# INSTRUCTION
Every line that includes the word "Structure" is to be listed.

# Data items
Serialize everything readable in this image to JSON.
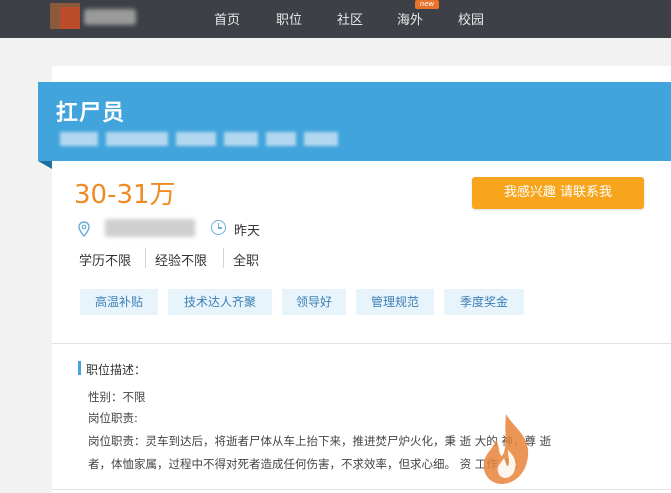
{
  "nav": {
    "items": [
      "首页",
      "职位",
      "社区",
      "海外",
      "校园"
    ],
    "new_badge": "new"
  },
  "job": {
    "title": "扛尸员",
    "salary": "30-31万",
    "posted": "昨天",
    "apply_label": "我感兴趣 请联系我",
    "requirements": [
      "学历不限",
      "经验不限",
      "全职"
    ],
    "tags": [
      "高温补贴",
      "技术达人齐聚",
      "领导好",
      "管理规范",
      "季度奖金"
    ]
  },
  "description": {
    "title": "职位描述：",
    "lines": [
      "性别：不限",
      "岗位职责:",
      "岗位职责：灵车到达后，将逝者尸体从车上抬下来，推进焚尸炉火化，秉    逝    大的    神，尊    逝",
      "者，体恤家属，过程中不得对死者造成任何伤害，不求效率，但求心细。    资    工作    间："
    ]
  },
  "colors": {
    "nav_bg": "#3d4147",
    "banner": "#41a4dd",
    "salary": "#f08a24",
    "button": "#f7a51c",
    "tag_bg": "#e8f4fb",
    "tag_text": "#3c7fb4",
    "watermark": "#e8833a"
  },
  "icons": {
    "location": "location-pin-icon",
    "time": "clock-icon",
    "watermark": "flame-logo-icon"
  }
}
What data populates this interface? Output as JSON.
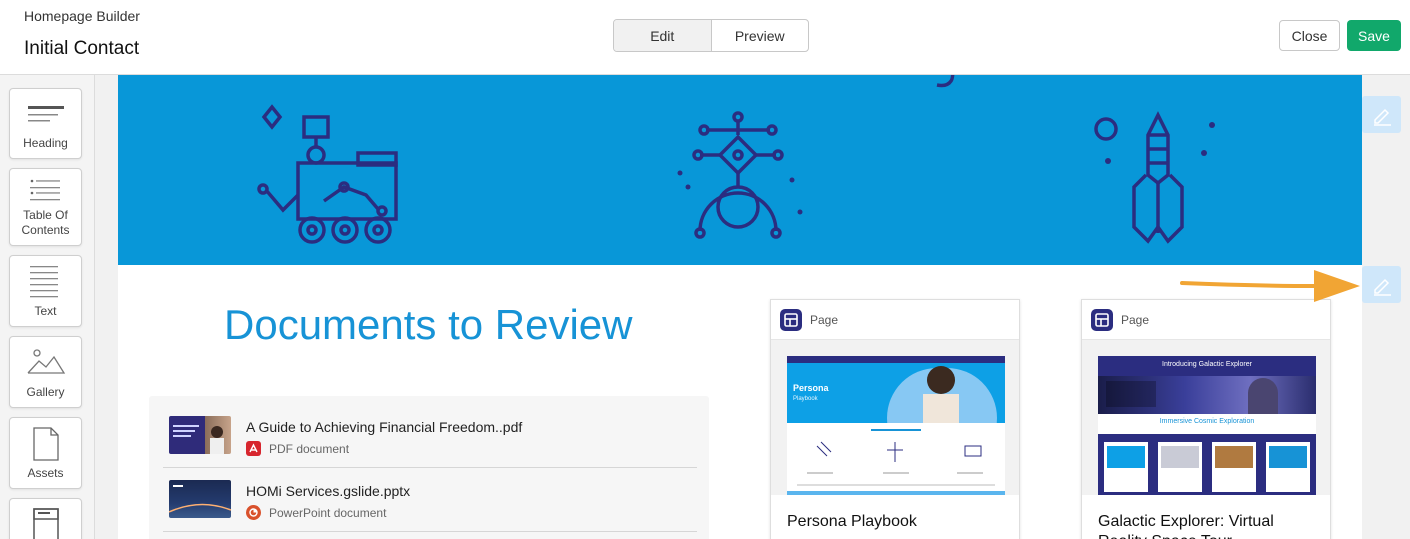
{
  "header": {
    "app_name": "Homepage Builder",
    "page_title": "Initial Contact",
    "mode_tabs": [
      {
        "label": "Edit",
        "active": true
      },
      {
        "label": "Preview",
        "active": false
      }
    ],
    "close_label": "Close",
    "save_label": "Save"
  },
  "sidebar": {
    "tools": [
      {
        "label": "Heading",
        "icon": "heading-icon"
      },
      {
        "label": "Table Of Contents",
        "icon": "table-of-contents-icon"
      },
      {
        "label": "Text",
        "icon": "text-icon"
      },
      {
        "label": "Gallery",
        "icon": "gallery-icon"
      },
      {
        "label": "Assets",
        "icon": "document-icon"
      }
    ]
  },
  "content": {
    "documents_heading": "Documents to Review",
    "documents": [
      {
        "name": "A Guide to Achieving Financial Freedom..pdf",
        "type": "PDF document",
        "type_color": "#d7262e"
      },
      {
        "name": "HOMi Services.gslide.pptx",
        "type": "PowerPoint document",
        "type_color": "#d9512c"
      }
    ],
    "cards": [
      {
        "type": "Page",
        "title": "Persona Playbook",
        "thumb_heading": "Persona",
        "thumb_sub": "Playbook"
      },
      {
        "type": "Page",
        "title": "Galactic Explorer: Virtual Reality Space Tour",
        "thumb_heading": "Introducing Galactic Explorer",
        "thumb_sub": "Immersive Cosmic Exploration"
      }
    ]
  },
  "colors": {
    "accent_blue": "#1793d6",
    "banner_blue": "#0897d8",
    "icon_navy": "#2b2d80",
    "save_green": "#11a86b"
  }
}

* * *

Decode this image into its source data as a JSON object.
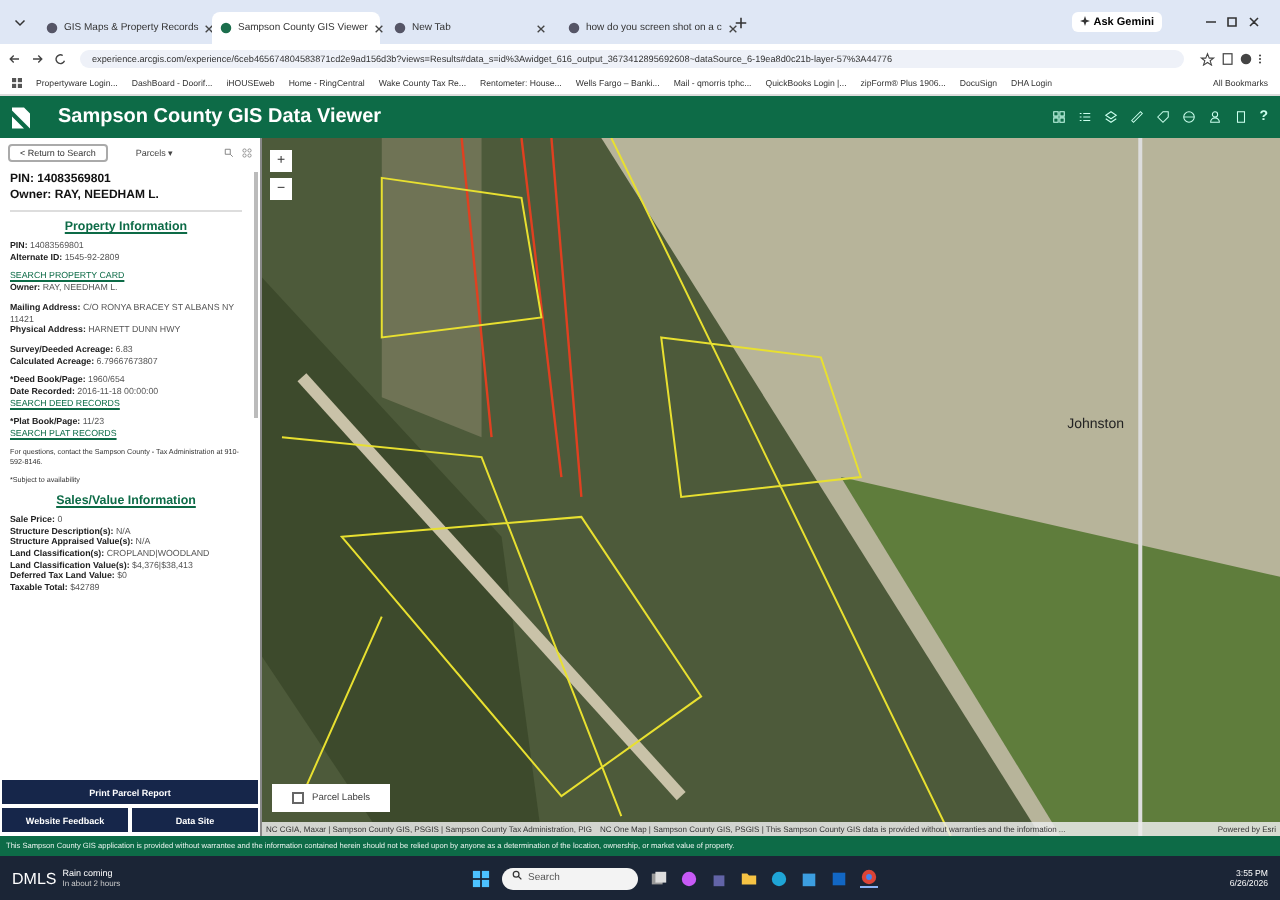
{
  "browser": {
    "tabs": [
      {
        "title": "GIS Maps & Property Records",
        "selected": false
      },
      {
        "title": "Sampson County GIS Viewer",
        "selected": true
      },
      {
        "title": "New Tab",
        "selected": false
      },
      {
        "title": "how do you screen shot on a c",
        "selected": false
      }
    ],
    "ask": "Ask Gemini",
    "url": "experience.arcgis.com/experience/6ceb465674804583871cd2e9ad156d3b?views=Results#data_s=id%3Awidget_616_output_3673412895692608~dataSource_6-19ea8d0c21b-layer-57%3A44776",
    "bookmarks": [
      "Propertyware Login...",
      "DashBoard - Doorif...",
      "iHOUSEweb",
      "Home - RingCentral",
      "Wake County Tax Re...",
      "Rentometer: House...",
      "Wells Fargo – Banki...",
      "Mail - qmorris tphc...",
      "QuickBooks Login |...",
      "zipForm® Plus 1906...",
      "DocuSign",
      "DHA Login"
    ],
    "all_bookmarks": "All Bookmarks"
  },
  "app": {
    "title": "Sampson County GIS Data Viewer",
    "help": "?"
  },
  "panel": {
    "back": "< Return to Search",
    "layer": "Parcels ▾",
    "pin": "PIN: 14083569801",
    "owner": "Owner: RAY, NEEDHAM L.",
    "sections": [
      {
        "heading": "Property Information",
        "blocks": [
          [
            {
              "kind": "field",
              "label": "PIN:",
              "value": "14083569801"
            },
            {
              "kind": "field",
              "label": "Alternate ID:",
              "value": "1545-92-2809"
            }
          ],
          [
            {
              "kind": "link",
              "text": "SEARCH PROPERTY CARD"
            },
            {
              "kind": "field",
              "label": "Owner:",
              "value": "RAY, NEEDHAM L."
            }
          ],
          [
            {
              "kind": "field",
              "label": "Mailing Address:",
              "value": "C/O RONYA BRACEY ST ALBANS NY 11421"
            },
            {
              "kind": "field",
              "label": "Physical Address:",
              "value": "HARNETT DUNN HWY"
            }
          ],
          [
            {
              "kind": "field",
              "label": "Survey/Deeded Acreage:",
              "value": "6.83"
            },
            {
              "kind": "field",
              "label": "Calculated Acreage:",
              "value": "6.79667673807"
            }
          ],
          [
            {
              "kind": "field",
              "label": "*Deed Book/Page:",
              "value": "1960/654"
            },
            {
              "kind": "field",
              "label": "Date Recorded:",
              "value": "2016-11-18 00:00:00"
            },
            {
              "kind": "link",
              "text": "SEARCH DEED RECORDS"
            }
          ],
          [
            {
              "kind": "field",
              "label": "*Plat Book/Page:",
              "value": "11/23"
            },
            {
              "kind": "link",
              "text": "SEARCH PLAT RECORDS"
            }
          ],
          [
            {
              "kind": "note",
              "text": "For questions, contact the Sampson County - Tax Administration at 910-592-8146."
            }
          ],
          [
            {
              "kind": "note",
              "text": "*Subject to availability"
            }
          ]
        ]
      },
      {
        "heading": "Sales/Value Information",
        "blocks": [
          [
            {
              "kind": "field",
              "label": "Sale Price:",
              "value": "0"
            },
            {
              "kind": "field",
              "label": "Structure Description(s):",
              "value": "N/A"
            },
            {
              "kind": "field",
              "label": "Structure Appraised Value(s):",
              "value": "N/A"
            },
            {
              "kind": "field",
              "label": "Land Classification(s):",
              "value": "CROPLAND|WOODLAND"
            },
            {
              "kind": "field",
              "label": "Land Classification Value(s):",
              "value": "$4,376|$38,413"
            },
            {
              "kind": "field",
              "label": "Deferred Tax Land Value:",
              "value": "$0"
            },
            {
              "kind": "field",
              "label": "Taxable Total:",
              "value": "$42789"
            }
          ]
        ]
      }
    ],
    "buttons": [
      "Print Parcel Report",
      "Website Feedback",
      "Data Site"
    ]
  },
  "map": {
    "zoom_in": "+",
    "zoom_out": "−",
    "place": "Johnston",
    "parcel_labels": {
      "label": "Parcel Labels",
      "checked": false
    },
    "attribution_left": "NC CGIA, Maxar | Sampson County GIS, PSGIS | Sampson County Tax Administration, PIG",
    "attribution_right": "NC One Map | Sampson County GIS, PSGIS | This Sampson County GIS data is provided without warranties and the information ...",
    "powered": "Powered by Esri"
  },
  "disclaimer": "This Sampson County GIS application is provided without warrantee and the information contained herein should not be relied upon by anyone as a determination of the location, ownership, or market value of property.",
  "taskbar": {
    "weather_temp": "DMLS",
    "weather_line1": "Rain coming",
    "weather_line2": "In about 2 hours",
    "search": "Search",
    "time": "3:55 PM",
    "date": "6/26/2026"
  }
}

# PROBLEM SOLUTION
              "label": "Structure Description(s):",
              "label": "Structure Appraised Value(s):",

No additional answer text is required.